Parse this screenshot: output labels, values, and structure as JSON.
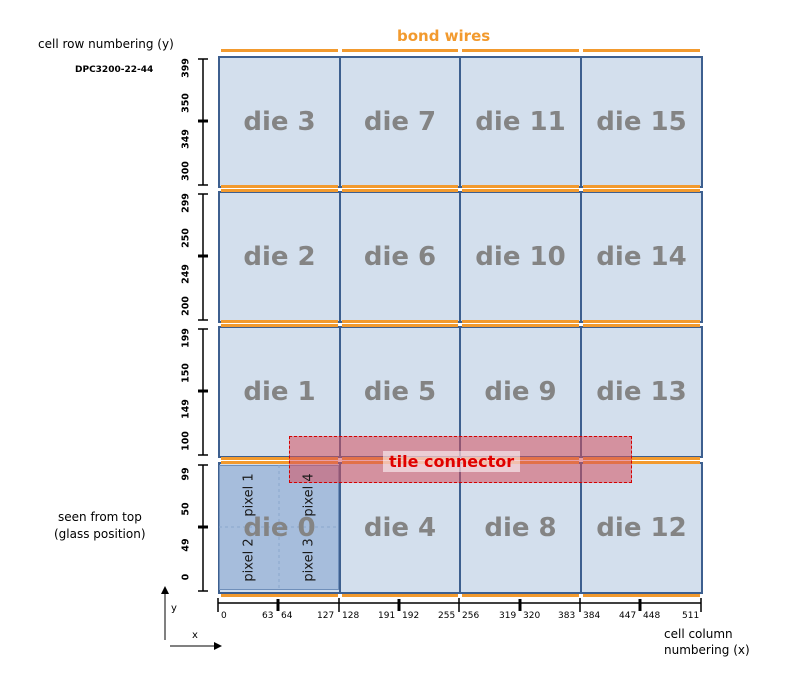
{
  "labels": {
    "bond_wires": "bond wires",
    "row_numbering": "cell row numbering (y)",
    "device_id": "DPC3200-22-44",
    "seen_from_top": "seen from top",
    "glass_position": "(glass position)",
    "column_numbering_1": "cell column",
    "column_numbering_2": "numbering (x)",
    "tile_connector": "tile connector",
    "axis_x": "x",
    "axis_y": "y"
  },
  "dies": [
    [
      "die 3",
      "die 7",
      "die 11",
      "die 15"
    ],
    [
      "die 2",
      "die 6",
      "die 10",
      "die 14"
    ],
    [
      "die 1",
      "die 5",
      "die 9",
      "die 13"
    ],
    [
      "die 0",
      "die 4",
      "die 8",
      "die 12"
    ]
  ],
  "pixels": [
    "pixel 1",
    "pixel 4",
    "pixel 2",
    "pixel 3"
  ],
  "y_ticks": [
    [
      "399",
      "350",
      "349",
      "300"
    ],
    [
      "299",
      "250",
      "249",
      "200"
    ],
    [
      "199",
      "150",
      "149",
      "100"
    ],
    [
      "99",
      "50",
      "49",
      "0"
    ]
  ],
  "x_ticks": [
    "0",
    "63",
    "64",
    "127",
    "128",
    "191",
    "192",
    "255",
    "256",
    "319",
    "320",
    "383",
    "384",
    "447",
    "448",
    "511"
  ],
  "colors": {
    "die_fill": "#d3dfed",
    "die_border": "#3d5f8f",
    "bond_wire": "#f29a2e",
    "tile_connector": "#e00000",
    "pixel_region": "#a6bddc"
  }
}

******

WHAT IS ASKED. Repeat the records above exactly, leaving out the pictures.

COMPLETE RESPONSE.
Parse this screenshot: output labels, values, and structure as JSON.
{
  "labels": {
    "bond_wires": "bond wires",
    "row_numbering": "cell row numbering (y)",
    "device_id": "DPC3200-22-44",
    "seen_from_top": "seen from top",
    "glass_position": "(glass position)",
    "column_numbering_1": "cell column",
    "column_numbering_2": "numbering (x)",
    "tile_connector": "tile connector",
    "axis_x": "x",
    "axis_y": "y"
  },
  "dies": [
    [
      "die 3",
      "die 7",
      "die 11",
      "die 15"
    ],
    [
      "die 2",
      "die 6",
      "die 10",
      "die 14"
    ],
    [
      "die 1",
      "die 5",
      "die 9",
      "die 13"
    ],
    [
      "die 0",
      "die 4",
      "die 8",
      "die 12"
    ]
  ],
  "pixels": [
    "pixel 1",
    "pixel 4",
    "pixel 2",
    "pixel 3"
  ],
  "y_ticks": [
    [
      "399",
      "350",
      "349",
      "300"
    ],
    [
      "299",
      "250",
      "249",
      "200"
    ],
    [
      "199",
      "150",
      "149",
      "100"
    ],
    [
      "99",
      "50",
      "49",
      "0"
    ]
  ],
  "x_ticks": [
    "0",
    "63",
    "64",
    "127",
    "128",
    "191",
    "192",
    "255",
    "256",
    "319",
    "320",
    "383",
    "384",
    "447",
    "448",
    "511"
  ],
  "colors": {
    "die_fill": "#d3dfed",
    "die_border": "#3d5f8f",
    "bond_wire": "#f29a2e",
    "tile_connector": "#e00000",
    "pixel_region": "#a6bddc"
  }
}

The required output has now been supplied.